All entries below need to be written out exactly, but without their pictures.
####
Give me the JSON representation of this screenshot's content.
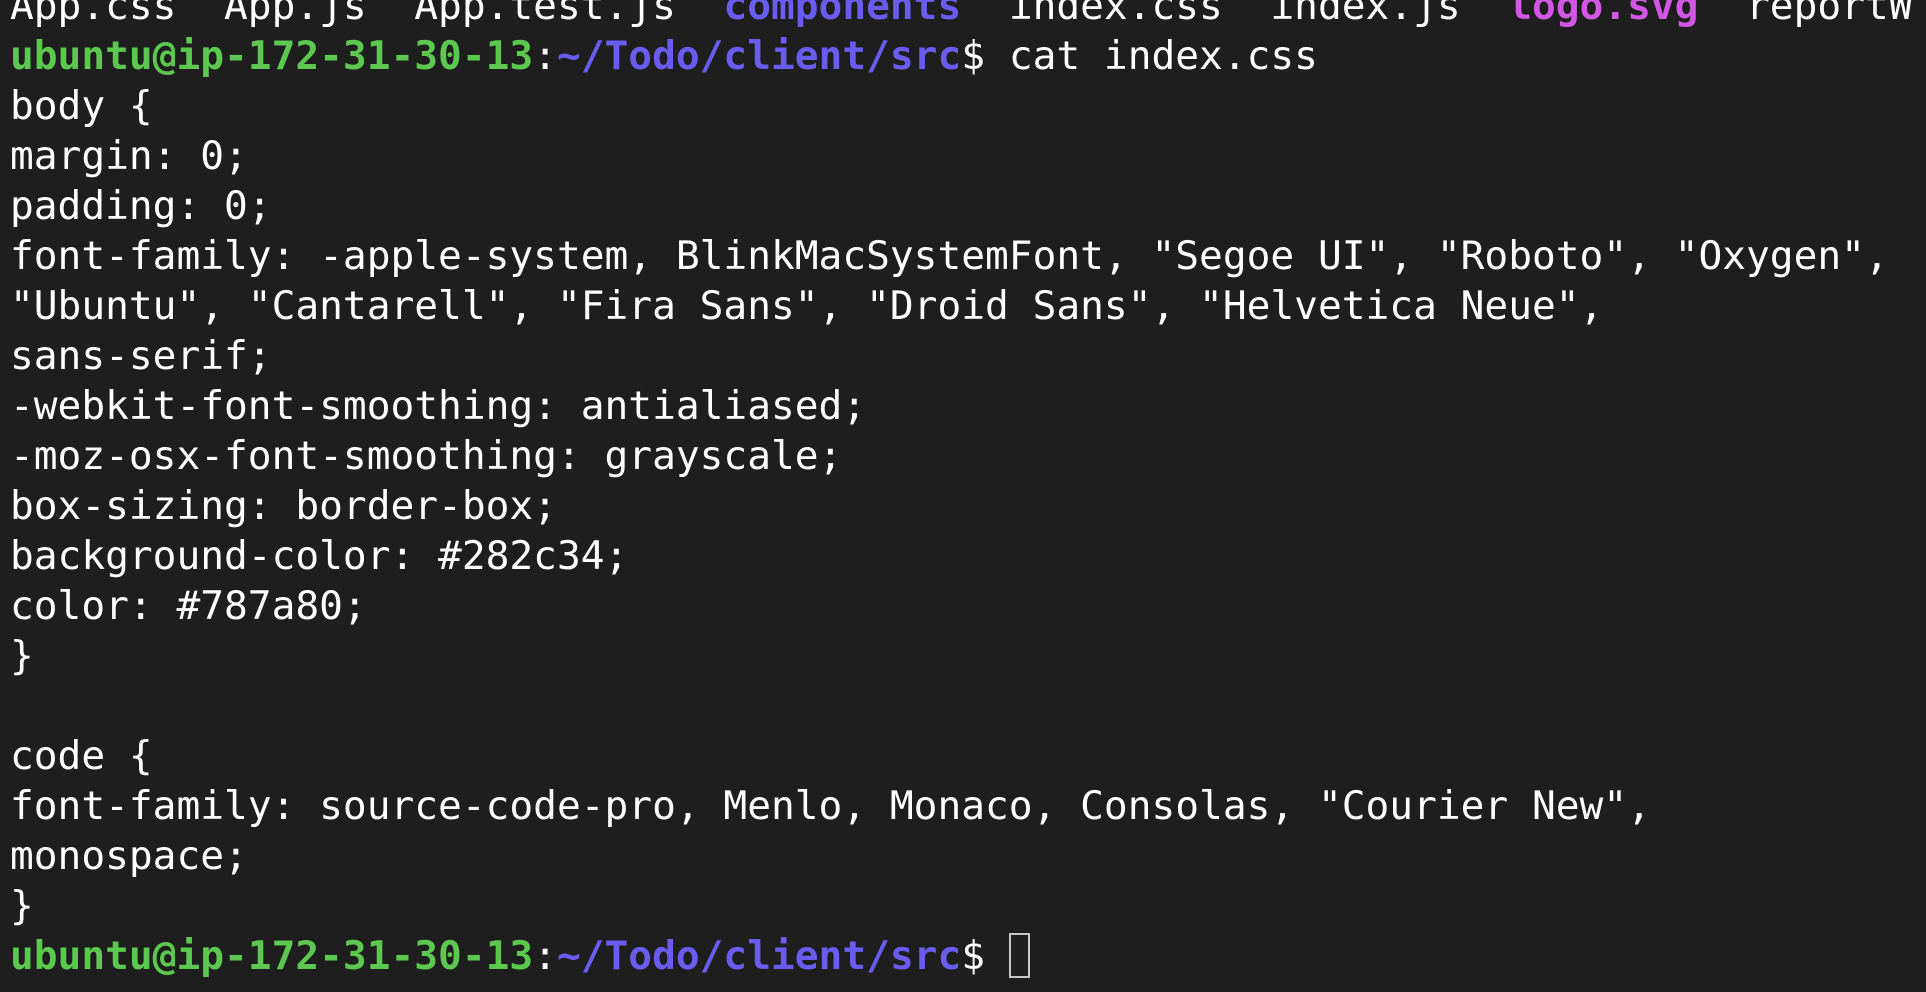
{
  "terminal": {
    "ls_output": [
      {
        "text": "App.css",
        "type": "file"
      },
      {
        "text": "App.js",
        "type": "file"
      },
      {
        "text": "App.test.js",
        "type": "file"
      },
      {
        "text": "components",
        "type": "dir"
      },
      {
        "text": "index.css",
        "type": "file"
      },
      {
        "text": "index.js",
        "type": "file"
      },
      {
        "text": "logo.svg",
        "type": "svg"
      },
      {
        "text": "reportW",
        "type": "file"
      }
    ],
    "prompt": {
      "user_host": "ubuntu@ip-172-31-30-13",
      "colon": ":",
      "path": "~/Todo/client/src",
      "symbol": "$ "
    },
    "command": "cat index.css",
    "output_lines": [
      "body {",
      "margin: 0;",
      "padding: 0;",
      "font-family: -apple-system, BlinkMacSystemFont, \"Segoe UI\", \"Roboto\", \"Oxygen\",",
      "\"Ubuntu\", \"Cantarell\", \"Fira Sans\", \"Droid Sans\", \"Helvetica Neue\",",
      "sans-serif;",
      "-webkit-font-smoothing: antialiased;",
      "-moz-osx-font-smoothing: grayscale;",
      "box-sizing: border-box;",
      "background-color: #282c34;",
      "color: #787a80;",
      "}",
      "",
      "code {",
      "font-family: source-code-pro, Menlo, Monaco, Consolas, \"Courier New\",",
      "monospace;",
      "}"
    ],
    "colors": {
      "background": "#1e1e1e",
      "text": "#ffffff",
      "prompt_user": "#5cc84f",
      "prompt_path": "#6b5cf0",
      "ls_dir": "#6b5cf0",
      "ls_svg": "#d357e5"
    }
  }
}
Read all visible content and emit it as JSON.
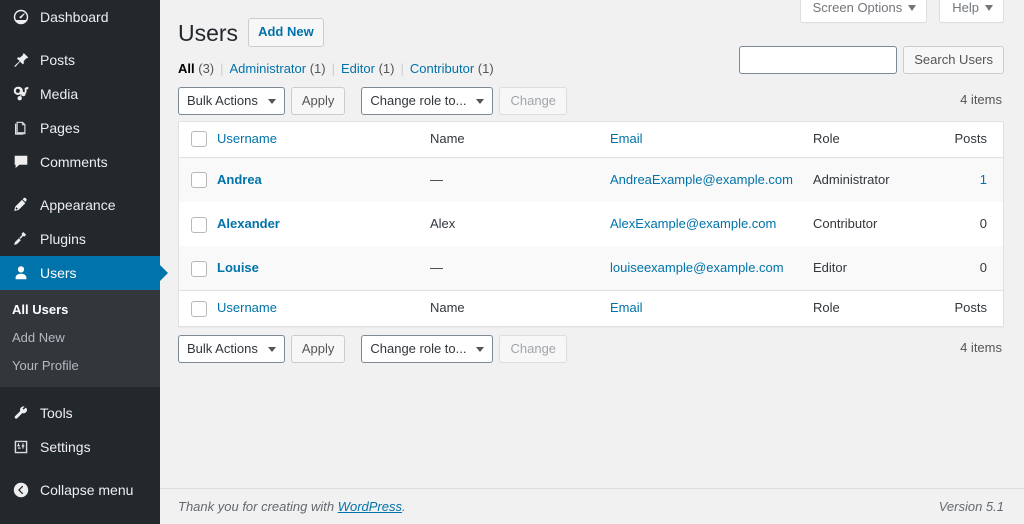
{
  "sidebar": {
    "items": [
      {
        "label": "Dashboard",
        "icon": "dashboard-icon",
        "name": "sidebar-item-dashboard",
        "gap": false
      },
      {
        "label": "Posts",
        "icon": "pin-icon",
        "name": "sidebar-item-posts",
        "gap": true
      },
      {
        "label": "Media",
        "icon": "media-icon",
        "name": "sidebar-item-media",
        "gap": false
      },
      {
        "label": "Pages",
        "icon": "pages-icon",
        "name": "sidebar-item-pages",
        "gap": false
      },
      {
        "label": "Comments",
        "icon": "comments-icon",
        "name": "sidebar-item-comments",
        "gap": false
      },
      {
        "label": "Appearance",
        "icon": "appearance-icon",
        "name": "sidebar-item-appearance",
        "gap": true
      },
      {
        "label": "Plugins",
        "icon": "plugins-icon",
        "name": "sidebar-item-plugins",
        "gap": false
      },
      {
        "label": "Users",
        "icon": "users-icon",
        "name": "sidebar-item-users",
        "gap": false,
        "current": true
      },
      {
        "label": "Tools",
        "icon": "tools-icon",
        "name": "sidebar-item-tools",
        "gap": true
      },
      {
        "label": "Settings",
        "icon": "settings-icon",
        "name": "sidebar-item-settings",
        "gap": false
      },
      {
        "label": "Collapse menu",
        "icon": "collapse-icon",
        "name": "sidebar-item-collapse",
        "gap": true
      }
    ],
    "submenu": [
      {
        "label": "All Users",
        "current": true
      },
      {
        "label": "Add New",
        "current": false
      },
      {
        "label": "Your Profile",
        "current": false
      }
    ],
    "accent_color": "#0073aa",
    "background_color": "#23282d",
    "submenu_background_color": "#32373c"
  },
  "screen_meta": {
    "screen_options_label": "Screen Options",
    "help_label": "Help"
  },
  "header": {
    "title": "Users",
    "add_new_label": "Add New"
  },
  "search": {
    "value": "",
    "placeholder": "",
    "button_label": "Search Users"
  },
  "filters": [
    {
      "label": "All",
      "count": "(3)",
      "current": true
    },
    {
      "label": "Administrator",
      "count": "(1)",
      "current": false
    },
    {
      "label": "Editor",
      "count": "(1)",
      "current": false
    },
    {
      "label": "Contributor",
      "count": "(1)",
      "current": false
    }
  ],
  "tablenav_top": {
    "bulk_actions_label": "Bulk Actions",
    "apply_label": "Apply",
    "change_role_label": "Change role to...",
    "change_label": "Change",
    "displaying_num": "4 items"
  },
  "tablenav_bottom": {
    "bulk_actions_label": "Bulk Actions",
    "apply_label": "Apply",
    "change_role_label": "Change role to...",
    "change_label": "Change",
    "displaying_num": "4 items"
  },
  "table": {
    "columns": [
      {
        "label": "Username",
        "link": true
      },
      {
        "label": "Name",
        "link": false
      },
      {
        "label": "Email",
        "link": true
      },
      {
        "label": "Role",
        "link": false
      },
      {
        "label": "Posts",
        "link": false
      }
    ],
    "rows": [
      {
        "username": "Andrea",
        "name": "—",
        "email": "AndreaExample@example.com",
        "role": "Administrator",
        "posts": "1",
        "posts_is_link": true
      },
      {
        "username": "Alexander",
        "name": "Alex",
        "email": "AlexExample@example.com",
        "role": "Contributor",
        "posts": "0",
        "posts_is_link": false
      },
      {
        "username": "Louise",
        "name": "—",
        "email": "louiseexample@example.com",
        "role": "Editor",
        "posts": "0",
        "posts_is_link": false
      }
    ]
  },
  "footer": {
    "thanks_prefix": "Thank you for creating with ",
    "wordpress_label": "WordPress",
    "thanks_suffix": ".",
    "version": "Version 5.1"
  }
}
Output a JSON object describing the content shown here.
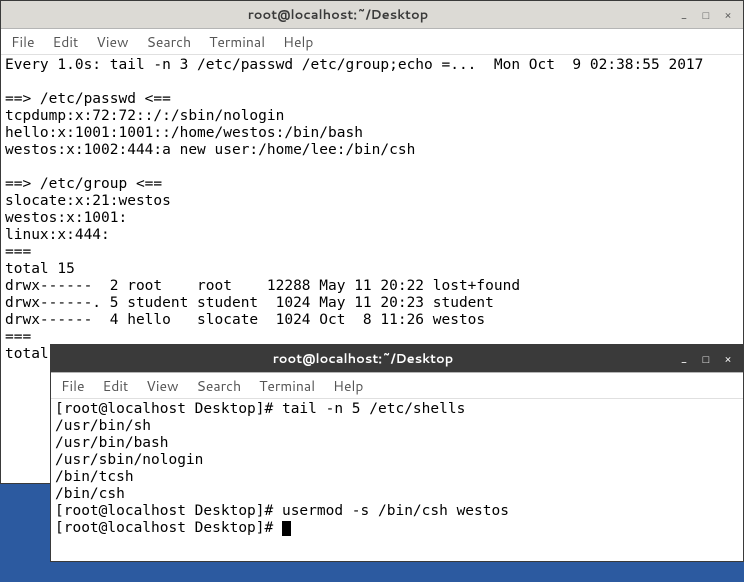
{
  "win1": {
    "title": "root@localhost:~/Desktop",
    "menu": [
      "File",
      "Edit",
      "View",
      "Search",
      "Terminal",
      "Help"
    ],
    "ctrl": {
      "min": "_",
      "max": "□",
      "close": "×"
    },
    "lines": [
      "Every 1.0s: tail -n 3 /etc/passwd /etc/group;echo =...  Mon Oct  9 02:38:55 2017",
      "",
      "==> /etc/passwd <==",
      "tcpdump:x:72:72::/:/sbin/nologin",
      "hello:x:1001:1001::/home/westos:/bin/bash",
      "westos:x:1002:444:a new user:/home/lee:/bin/csh",
      "",
      "==> /etc/group <==",
      "slocate:x:21:westos",
      "westos:x:1001:",
      "linux:x:444:",
      "===",
      "total 15",
      "drwx------  2 root    root    12288 May 11 20:22 lost+found",
      "drwx------. 5 student student  1024 May 11 20:23 student",
      "drwx------  4 hello   slocate  1024 Oct  8 11:26 westos",
      "===",
      "total"
    ]
  },
  "win2": {
    "title": "root@localhost:~/Desktop",
    "menu": [
      "File",
      "Edit",
      "View",
      "Search",
      "Terminal",
      "Help"
    ],
    "ctrl": {
      "min": "_",
      "max": "□",
      "close": "×"
    },
    "lines": [
      "[root@localhost Desktop]# tail -n 5 /etc/shells",
      "/usr/bin/sh",
      "/usr/bin/bash",
      "/usr/sbin/nologin",
      "/bin/tcsh",
      "/bin/csh",
      "[root@localhost Desktop]# usermod -s /bin/csh westos",
      "[root@localhost Desktop]# "
    ]
  }
}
####
• [Response]
Give me the JSON representation of this screenshot's content.
{
  "terminal": {
    "ls_output": [
      {
        "text": "App.css",
        "type": "file"
      },
      {
        "text": "App.js",
        "type": "file"
      },
      {
        "text": "App.test.js",
        "type": "file"
      },
      {
        "text": "components",
        "type": "dir"
      },
      {
        "text": "index.css",
        "type": "file"
      },
      {
        "text": "index.js",
        "type": "file"
      },
      {
        "text": "logo.svg",
        "type": "svg"
      },
      {
        "text": "reportW",
        "type": "file"
      }
    ],
    "prompt": {
      "user_host": "ubuntu@ip-172-31-30-13",
      "colon": ":",
      "path": "~/Todo/client/src",
      "symbol": "$ "
    },
    "command": "cat index.css",
    "output_lines": [
      "body {",
      "margin: 0;",
      "padding: 0;",
      "font-family: -apple-system, BlinkMacSystemFont, \"Segoe UI\", \"Roboto\", \"Oxygen\",",
      "\"Ubuntu\", \"Cantarell\", \"Fira Sans\", \"Droid Sans\", \"Helvetica Neue\",",
      "sans-serif;",
      "-webkit-font-smoothing: antialiased;",
      "-moz-osx-font-smoothing: grayscale;",
      "box-sizing: border-box;",
      "background-color: #282c34;",
      "color: #787a80;",
      "}",
      "",
      "code {",
      "font-family: source-code-pro, Menlo, Monaco, Consolas, \"Courier New\",",
      "monospace;",
      "}"
    ],
    "colors": {
      "background": "#1e1e1e",
      "text": "#ffffff",
      "prompt_user": "#5cc84f",
      "prompt_path": "#6b5cf0",
      "ls_dir": "#6b5cf0",
      "ls_svg": "#d357e5"
    }
  }
}
Read all visible content and emit it as JSON.
{
  "sidebar": {
    "items": [
      {
        "label": "Dashboard",
        "icon": "dashboard-icon",
        "name": "sidebar-item-dashboard",
        "gap": false
      },
      {
        "label": "Posts",
        "icon": "pin-icon",
        "name": "sidebar-item-posts",
        "gap": true
      },
      {
        "label": "Media",
        "icon": "media-icon",
        "name": "sidebar-item-media",
        "gap": false
      },
      {
        "label": "Pages",
        "icon": "pages-icon",
        "name": "sidebar-item-pages",
        "gap": false
      },
      {
        "label": "Comments",
        "icon": "comments-icon",
        "name": "sidebar-item-comments",
        "gap": false
      },
      {
        "label": "Appearance",
        "icon": "appearance-icon",
        "name": "sidebar-item-appearance",
        "gap": true
      },
      {
        "label": "Plugins",
        "icon": "plugins-icon",
        "name": "sidebar-item-plugins",
        "gap": false
      },
      {
        "label": "Users",
        "icon": "users-icon",
        "name": "sidebar-item-users",
        "gap": false,
        "current": true
      },
      {
        "label": "Tools",
        "icon": "tools-icon",
        "name": "sidebar-item-tools",
        "gap": true
      },
      {
        "label": "Settings",
        "icon": "settings-icon",
        "name": "sidebar-item-settings",
        "gap": false
      },
      {
        "label": "Collapse menu",
        "icon": "collapse-icon",
        "name": "sidebar-item-collapse",
        "gap": true
      }
    ],
    "submenu": [
      {
        "label": "All Users",
        "current": true
      },
      {
        "label": "Add New",
        "current": false
      },
      {
        "label": "Your Profile",
        "current": false
      }
    ],
    "accent_color": "#0073aa",
    "background_color": "#23282d",
    "submenu_background_color": "#32373c"
  },
  "screen_meta": {
    "screen_options_label": "Screen Options",
    "help_label": "Help"
  },
  "header": {
    "title": "Users",
    "add_new_label": "Add New"
  },
  "search": {
    "value": "",
    "placeholder": "",
    "button_label": "Search Users"
  },
  "filters": [
    {
      "label": "All",
      "count": "(3)",
      "current": true
    },
    {
      "label": "Administrator",
      "count": "(1)",
      "current": false
    },
    {
      "label": "Editor",
      "count": "(1)",
      "current": false
    },
    {
      "label": "Contributor",
      "count": "(1)",
      "current": false
    }
  ],
  "tablenav_top": {
    "bulk_actions_label": "Bulk Actions",
    "apply_label": "Apply",
    "change_role_label": "Change role to...",
    "change_label": "Change",
    "displaying_num": "4 items"
  },
  "tablenav_bottom": {
    "bulk_actions_label": "Bulk Actions",
    "apply_label": "Apply",
    "change_role_label": "Change role to...",
    "change_label": "Change",
    "displaying_num": "4 items"
  },
  "table": {
    "columns": [
      {
        "label": "Username",
        "link": true
      },
      {
        "label": "Name",
        "link": false
      },
      {
        "label": "Email",
        "link": true
      },
      {
        "label": "Role",
        "link": false
      },
      {
        "label": "Posts",
        "link": false
      }
    ],
    "rows": [
      {
        "username": "Andrea",
        "name": "—",
        "email": "AndreaExample@example.com",
        "role": "Administrator",
        "posts": "1",
        "posts_is_link": true
      },
      {
        "username": "Alexander",
        "name": "Alex",
        "email": "AlexExample@example.com",
        "role": "Contributor",
        "posts": "0",
        "posts_is_link": false
      },
      {
        "username": "Louise",
        "name": "—",
        "email": "louiseexample@example.com",
        "role": "Editor",
        "posts": "0",
        "posts_is_link": false
      }
    ]
  },
  "footer": {
    "thanks_prefix": "Thank you for creating with ",
    "wordpress_label": "WordPress",
    "thanks_suffix": ".",
    "version": "Version 5.1"
  }
}
Output a JSON object describing the content shown here.
{
  "win1": {
    "title": "root@localhost:~/Desktop",
    "menu": [
      "File",
      "Edit",
      "View",
      "Search",
      "Terminal",
      "Help"
    ],
    "ctrl": {
      "min": "_",
      "max": "□",
      "close": "×"
    },
    "lines": [
      "Every 1.0s: tail -n 3 /etc/passwd /etc/group;echo =...  Mon Oct  9 02:38:55 2017",
      "",
      "==> /etc/passwd <==",
      "tcpdump:x:72:72::/:/sbin/nologin",
      "hello:x:1001:1001::/home/westos:/bin/bash",
      "westos:x:1002:444:a new user:/home/lee:/bin/csh",
      "",
      "==> /etc/group <==",
      "slocate:x:21:westos",
      "westos:x:1001:",
      "linux:x:444:",
      "===",
      "total 15",
      "drwx------  2 root    root    12288 May 11 20:22 lost+found",
      "drwx------. 5 student student  1024 May 11 20:23 student",
      "drwx------  4 hello   slocate  1024 Oct  8 11:26 westos",
      "===",
      "total"
    ]
  },
  "win2": {
    "title": "root@localhost:~/Desktop",
    "menu": [
      "File",
      "Edit",
      "View",
      "Search",
      "Terminal",
      "Help"
    ],
    "ctrl": {
      "min": "_",
      "max": "□",
      "close": "×"
    },
    "lines": [
      "[root@localhost Desktop]# tail -n 5 /etc/shells",
      "/usr/bin/sh",
      "/usr/bin/bash",
      "/usr/sbin/nologin",
      "/bin/tcsh",
      "/bin/csh",
      "[root@localhost Desktop]# usermod -s /bin/csh westos",
      "[root@localhost Desktop]# "
    ]
  }
}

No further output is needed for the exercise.